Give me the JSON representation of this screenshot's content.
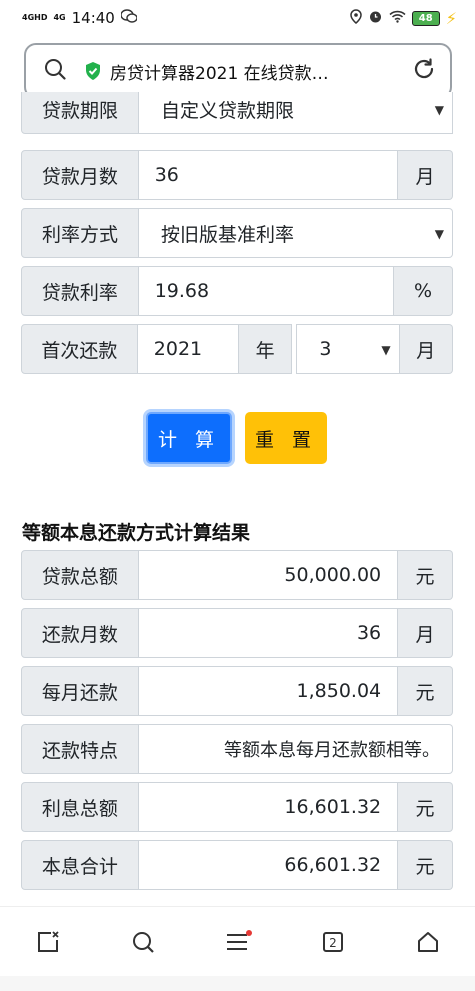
{
  "status_bar": {
    "signal1": "4GHD",
    "signal2": "4G",
    "time": "14:40",
    "battery": "48"
  },
  "browser": {
    "url_title": "房贷计算器2021 在线贷款…"
  },
  "form": {
    "partial_row": {
      "label": "贷款期限",
      "value": "自定义贷款期限"
    },
    "months": {
      "label": "贷款月数",
      "value": "36",
      "unit": "月"
    },
    "rate_method": {
      "label": "利率方式",
      "value": "按旧版基准利率"
    },
    "rate": {
      "label": "贷款利率",
      "value": "19.68",
      "unit": "%"
    },
    "first_payment": {
      "label": "首次还款",
      "year": "2021",
      "year_unit": "年",
      "month": "3",
      "month_unit": "月"
    }
  },
  "buttons": {
    "calculate": "计 算",
    "reset": "重 置"
  },
  "results": {
    "title": "等额本息还款方式计算结果",
    "rows": [
      {
        "label": "贷款总额",
        "value": "50,000.00",
        "unit": "元"
      },
      {
        "label": "还款月数",
        "value": "36",
        "unit": "月"
      },
      {
        "label": "每月还款",
        "value": "1,850.04",
        "unit": "元"
      },
      {
        "label": "还款特点",
        "value": "等额本息每月还款额相等。"
      },
      {
        "label": "利息总额",
        "value": "16,601.32",
        "unit": "元"
      },
      {
        "label": "本息合计",
        "value": "66,601.32",
        "unit": "元"
      }
    ]
  },
  "bottom_nav": {
    "tabs_count": "2"
  },
  "icons": [
    "search-icon",
    "shield-check-icon",
    "refresh-icon",
    "close-page-icon",
    "search-nav-icon",
    "menu-icon",
    "tabs-icon",
    "home-icon"
  ]
}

■ ■ ■ ■ ■ ■ ■

▶ EXERCISE GOAL
Exclude all images and restate the records above word for word.

▶ EXERCISE RESPONSE
Give me the JSON representation of this screenshot's content.
{
  "status_bar": {
    "signal1": "4GHD",
    "signal2": "4G",
    "time": "14:40",
    "battery": "48"
  },
  "browser": {
    "url_title": "房贷计算器2021 在线贷款…"
  },
  "form": {
    "partial_row": {
      "label": "贷款期限",
      "value": "自定义贷款期限"
    },
    "months": {
      "label": "贷款月数",
      "value": "36",
      "unit": "月"
    },
    "rate_method": {
      "label": "利率方式",
      "value": "按旧版基准利率"
    },
    "rate": {
      "label": "贷款利率",
      "value": "19.68",
      "unit": "%"
    },
    "first_payment": {
      "label": "首次还款",
      "year": "2021",
      "year_unit": "年",
      "month": "3",
      "month_unit": "月"
    }
  },
  "buttons": {
    "calculate": "计 算",
    "reset": "重 置"
  },
  "results": {
    "title": "等额本息还款方式计算结果",
    "rows": [
      {
        "label": "贷款总额",
        "value": "50,000.00",
        "unit": "元"
      },
      {
        "label": "还款月数",
        "value": "36",
        "unit": "月"
      },
      {
        "label": "每月还款",
        "value": "1,850.04",
        "unit": "元"
      },
      {
        "label": "还款特点",
        "value": "等额本息每月还款额相等。"
      },
      {
        "label": "利息总额",
        "value": "16,601.32",
        "unit": "元"
      },
      {
        "label": "本息合计",
        "value": "66,601.32",
        "unit": "元"
      }
    ]
  },
  "bottom_nav": {
    "tabs_count": "2"
  },
  "icons": [
    "search-icon",
    "shield-check-icon",
    "refresh-icon",
    "close-page-icon",
    "search-nav-icon",
    "menu-icon",
    "tabs-icon",
    "home-icon"
  ]
}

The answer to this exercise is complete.